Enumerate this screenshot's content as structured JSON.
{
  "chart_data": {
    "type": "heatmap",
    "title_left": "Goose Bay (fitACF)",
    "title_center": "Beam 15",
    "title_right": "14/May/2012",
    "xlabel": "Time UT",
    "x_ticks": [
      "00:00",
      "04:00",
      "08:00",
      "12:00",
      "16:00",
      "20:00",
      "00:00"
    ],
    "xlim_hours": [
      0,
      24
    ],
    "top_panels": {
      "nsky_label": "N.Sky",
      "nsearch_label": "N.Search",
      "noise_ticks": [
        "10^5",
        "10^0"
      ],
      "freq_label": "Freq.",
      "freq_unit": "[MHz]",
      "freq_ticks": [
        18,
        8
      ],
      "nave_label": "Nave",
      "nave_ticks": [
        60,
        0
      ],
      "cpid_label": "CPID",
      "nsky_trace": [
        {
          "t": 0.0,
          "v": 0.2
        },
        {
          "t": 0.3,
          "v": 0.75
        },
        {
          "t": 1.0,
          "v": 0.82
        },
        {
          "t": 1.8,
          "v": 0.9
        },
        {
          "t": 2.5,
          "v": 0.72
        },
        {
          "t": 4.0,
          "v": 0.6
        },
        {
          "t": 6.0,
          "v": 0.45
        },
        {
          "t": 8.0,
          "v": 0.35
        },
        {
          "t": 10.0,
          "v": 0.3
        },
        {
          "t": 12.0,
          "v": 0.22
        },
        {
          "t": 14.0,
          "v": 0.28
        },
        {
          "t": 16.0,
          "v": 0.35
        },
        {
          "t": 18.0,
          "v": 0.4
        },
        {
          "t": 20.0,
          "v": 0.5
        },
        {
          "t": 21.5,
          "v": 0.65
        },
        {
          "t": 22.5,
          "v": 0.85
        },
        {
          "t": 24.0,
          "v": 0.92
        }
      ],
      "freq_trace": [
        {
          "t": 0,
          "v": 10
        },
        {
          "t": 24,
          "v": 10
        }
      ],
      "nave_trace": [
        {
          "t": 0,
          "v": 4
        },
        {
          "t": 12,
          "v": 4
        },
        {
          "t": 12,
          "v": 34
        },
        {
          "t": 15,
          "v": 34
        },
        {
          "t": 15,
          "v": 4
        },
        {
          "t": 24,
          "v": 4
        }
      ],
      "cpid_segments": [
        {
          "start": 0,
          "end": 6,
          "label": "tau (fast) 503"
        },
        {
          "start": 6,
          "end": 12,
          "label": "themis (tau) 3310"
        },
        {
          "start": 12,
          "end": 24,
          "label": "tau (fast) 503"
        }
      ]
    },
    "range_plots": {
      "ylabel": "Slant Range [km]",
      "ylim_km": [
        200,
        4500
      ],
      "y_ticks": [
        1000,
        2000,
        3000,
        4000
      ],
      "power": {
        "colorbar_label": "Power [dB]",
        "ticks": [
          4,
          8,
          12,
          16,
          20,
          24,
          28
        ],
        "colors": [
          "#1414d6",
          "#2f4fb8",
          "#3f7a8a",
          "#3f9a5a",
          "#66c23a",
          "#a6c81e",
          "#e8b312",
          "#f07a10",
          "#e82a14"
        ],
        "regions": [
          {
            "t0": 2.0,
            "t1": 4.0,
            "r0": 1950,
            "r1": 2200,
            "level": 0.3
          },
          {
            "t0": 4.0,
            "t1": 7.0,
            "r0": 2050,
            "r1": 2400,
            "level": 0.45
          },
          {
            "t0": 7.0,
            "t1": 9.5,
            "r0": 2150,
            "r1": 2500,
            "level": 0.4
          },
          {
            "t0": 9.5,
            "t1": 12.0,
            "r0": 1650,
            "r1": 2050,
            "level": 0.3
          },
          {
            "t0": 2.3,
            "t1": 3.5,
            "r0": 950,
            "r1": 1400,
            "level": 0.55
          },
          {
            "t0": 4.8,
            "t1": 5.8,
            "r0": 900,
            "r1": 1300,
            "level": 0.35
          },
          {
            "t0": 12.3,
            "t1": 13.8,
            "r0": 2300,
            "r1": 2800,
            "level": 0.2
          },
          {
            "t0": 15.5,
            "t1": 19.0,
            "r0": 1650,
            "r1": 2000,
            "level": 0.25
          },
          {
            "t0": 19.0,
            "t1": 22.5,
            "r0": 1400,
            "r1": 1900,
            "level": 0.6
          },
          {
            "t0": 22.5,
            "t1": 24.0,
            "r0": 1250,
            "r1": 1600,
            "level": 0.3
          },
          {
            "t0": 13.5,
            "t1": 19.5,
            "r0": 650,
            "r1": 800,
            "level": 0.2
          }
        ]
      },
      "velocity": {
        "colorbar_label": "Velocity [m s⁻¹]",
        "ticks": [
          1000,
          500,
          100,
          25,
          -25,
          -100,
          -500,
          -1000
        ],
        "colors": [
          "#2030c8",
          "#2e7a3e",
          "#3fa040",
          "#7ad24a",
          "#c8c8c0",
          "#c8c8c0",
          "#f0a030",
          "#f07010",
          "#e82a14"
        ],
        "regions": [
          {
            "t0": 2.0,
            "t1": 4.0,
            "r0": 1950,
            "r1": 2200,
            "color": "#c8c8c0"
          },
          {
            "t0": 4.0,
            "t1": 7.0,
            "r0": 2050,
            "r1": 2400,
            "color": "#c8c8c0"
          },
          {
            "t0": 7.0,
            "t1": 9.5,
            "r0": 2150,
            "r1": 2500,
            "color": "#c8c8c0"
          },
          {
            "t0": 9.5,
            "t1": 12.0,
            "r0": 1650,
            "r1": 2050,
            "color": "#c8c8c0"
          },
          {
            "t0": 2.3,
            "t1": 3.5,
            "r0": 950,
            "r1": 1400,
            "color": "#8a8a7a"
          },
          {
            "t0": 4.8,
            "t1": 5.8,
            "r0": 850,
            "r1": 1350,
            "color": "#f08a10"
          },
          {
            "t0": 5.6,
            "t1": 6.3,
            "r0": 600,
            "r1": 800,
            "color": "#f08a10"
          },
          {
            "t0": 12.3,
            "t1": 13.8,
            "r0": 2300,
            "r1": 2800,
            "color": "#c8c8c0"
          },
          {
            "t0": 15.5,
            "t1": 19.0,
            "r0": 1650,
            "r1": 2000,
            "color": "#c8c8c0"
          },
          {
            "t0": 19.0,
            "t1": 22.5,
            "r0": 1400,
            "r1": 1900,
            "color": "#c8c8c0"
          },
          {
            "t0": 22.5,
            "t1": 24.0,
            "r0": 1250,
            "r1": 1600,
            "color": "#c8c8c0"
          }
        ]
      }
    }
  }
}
_ _ _ _
**WHAT TO WORK ON:** Emit the full listing verbatim.

**EXERCISE RESULT:**
Enumerate this screenshot's content as structured JSON.
{
  "chart_data": {
    "type": "heatmap",
    "title_left": "Goose Bay (fitACF)",
    "title_center": "Beam 15",
    "title_right": "14/May/2012",
    "xlabel": "Time UT",
    "x_ticks": [
      "00:00",
      "04:00",
      "08:00",
      "12:00",
      "16:00",
      "20:00",
      "00:00"
    ],
    "xlim_hours": [
      0,
      24
    ],
    "top_panels": {
      "nsky_label": "N.Sky",
      "nsearch_label": "N.Search",
      "noise_ticks": [
        "10^5",
        "10^0"
      ],
      "freq_label": "Freq.",
      "freq_unit": "[MHz]",
      "freq_ticks": [
        18,
        8
      ],
      "nave_label": "Nave",
      "nave_ticks": [
        60,
        0
      ],
      "cpid_label": "CPID",
      "nsky_trace": [
        {
          "t": 0.0,
          "v": 0.2
        },
        {
          "t": 0.3,
          "v": 0.75
        },
        {
          "t": 1.0,
          "v": 0.82
        },
        {
          "t": 1.8,
          "v": 0.9
        },
        {
          "t": 2.5,
          "v": 0.72
        },
        {
          "t": 4.0,
          "v": 0.6
        },
        {
          "t": 6.0,
          "v": 0.45
        },
        {
          "t": 8.0,
          "v": 0.35
        },
        {
          "t": 10.0,
          "v": 0.3
        },
        {
          "t": 12.0,
          "v": 0.22
        },
        {
          "t": 14.0,
          "v": 0.28
        },
        {
          "t": 16.0,
          "v": 0.35
        },
        {
          "t": 18.0,
          "v": 0.4
        },
        {
          "t": 20.0,
          "v": 0.5
        },
        {
          "t": 21.5,
          "v": 0.65
        },
        {
          "t": 22.5,
          "v": 0.85
        },
        {
          "t": 24.0,
          "v": 0.92
        }
      ],
      "freq_trace": [
        {
          "t": 0,
          "v": 10
        },
        {
          "t": 24,
          "v": 10
        }
      ],
      "nave_trace": [
        {
          "t": 0,
          "v": 4
        },
        {
          "t": 12,
          "v": 4
        },
        {
          "t": 12,
          "v": 34
        },
        {
          "t": 15,
          "v": 34
        },
        {
          "t": 15,
          "v": 4
        },
        {
          "t": 24,
          "v": 4
        }
      ],
      "cpid_segments": [
        {
          "start": 0,
          "end": 6,
          "label": "tau (fast) 503"
        },
        {
          "start": 6,
          "end": 12,
          "label": "themis (tau) 3310"
        },
        {
          "start": 12,
          "end": 24,
          "label": "tau (fast) 503"
        }
      ]
    },
    "range_plots": {
      "ylabel": "Slant Range [km]",
      "ylim_km": [
        200,
        4500
      ],
      "y_ticks": [
        1000,
        2000,
        3000,
        4000
      ],
      "power": {
        "colorbar_label": "Power [dB]",
        "ticks": [
          4,
          8,
          12,
          16,
          20,
          24,
          28
        ],
        "colors": [
          "#1414d6",
          "#2f4fb8",
          "#3f7a8a",
          "#3f9a5a",
          "#66c23a",
          "#a6c81e",
          "#e8b312",
          "#f07a10",
          "#e82a14"
        ],
        "regions": [
          {
            "t0": 2.0,
            "t1": 4.0,
            "r0": 1950,
            "r1": 2200,
            "level": 0.3
          },
          {
            "t0": 4.0,
            "t1": 7.0,
            "r0": 2050,
            "r1": 2400,
            "level": 0.45
          },
          {
            "t0": 7.0,
            "t1": 9.5,
            "r0": 2150,
            "r1": 2500,
            "level": 0.4
          },
          {
            "t0": 9.5,
            "t1": 12.0,
            "r0": 1650,
            "r1": 2050,
            "level": 0.3
          },
          {
            "t0": 2.3,
            "t1": 3.5,
            "r0": 950,
            "r1": 1400,
            "level": 0.55
          },
          {
            "t0": 4.8,
            "t1": 5.8,
            "r0": 900,
            "r1": 1300,
            "level": 0.35
          },
          {
            "t0": 12.3,
            "t1": 13.8,
            "r0": 2300,
            "r1": 2800,
            "level": 0.2
          },
          {
            "t0": 15.5,
            "t1": 19.0,
            "r0": 1650,
            "r1": 2000,
            "level": 0.25
          },
          {
            "t0": 19.0,
            "t1": 22.5,
            "r0": 1400,
            "r1": 1900,
            "level": 0.6
          },
          {
            "t0": 22.5,
            "t1": 24.0,
            "r0": 1250,
            "r1": 1600,
            "level": 0.3
          },
          {
            "t0": 13.5,
            "t1": 19.5,
            "r0": 650,
            "r1": 800,
            "level": 0.2
          }
        ]
      },
      "velocity": {
        "colorbar_label": "Velocity [m s⁻¹]",
        "ticks": [
          1000,
          500,
          100,
          25,
          -25,
          -100,
          -500,
          -1000
        ],
        "colors": [
          "#2030c8",
          "#2e7a3e",
          "#3fa040",
          "#7ad24a",
          "#c8c8c0",
          "#c8c8c0",
          "#f0a030",
          "#f07010",
          "#e82a14"
        ],
        "regions": [
          {
            "t0": 2.0,
            "t1": 4.0,
            "r0": 1950,
            "r1": 2200,
            "color": "#c8c8c0"
          },
          {
            "t0": 4.0,
            "t1": 7.0,
            "r0": 2050,
            "r1": 2400,
            "color": "#c8c8c0"
          },
          {
            "t0": 7.0,
            "t1": 9.5,
            "r0": 2150,
            "r1": 2500,
            "color": "#c8c8c0"
          },
          {
            "t0": 9.5,
            "t1": 12.0,
            "r0": 1650,
            "r1": 2050,
            "color": "#c8c8c0"
          },
          {
            "t0": 2.3,
            "t1": 3.5,
            "r0": 950,
            "r1": 1400,
            "color": "#8a8a7a"
          },
          {
            "t0": 4.8,
            "t1": 5.8,
            "r0": 850,
            "r1": 1350,
            "color": "#f08a10"
          },
          {
            "t0": 5.6,
            "t1": 6.3,
            "r0": 600,
            "r1": 800,
            "color": "#f08a10"
          },
          {
            "t0": 12.3,
            "t1": 13.8,
            "r0": 2300,
            "r1": 2800,
            "color": "#c8c8c0"
          },
          {
            "t0": 15.5,
            "t1": 19.0,
            "r0": 1650,
            "r1": 2000,
            "color": "#c8c8c0"
          },
          {
            "t0": 19.0,
            "t1": 22.5,
            "r0": 1400,
            "r1": 1900,
            "color": "#c8c8c0"
          },
          {
            "t0": 22.5,
            "t1": 24.0,
            "r0": 1250,
            "r1": 1600,
            "color": "#c8c8c0"
          }
        ]
      }
    }
  }
}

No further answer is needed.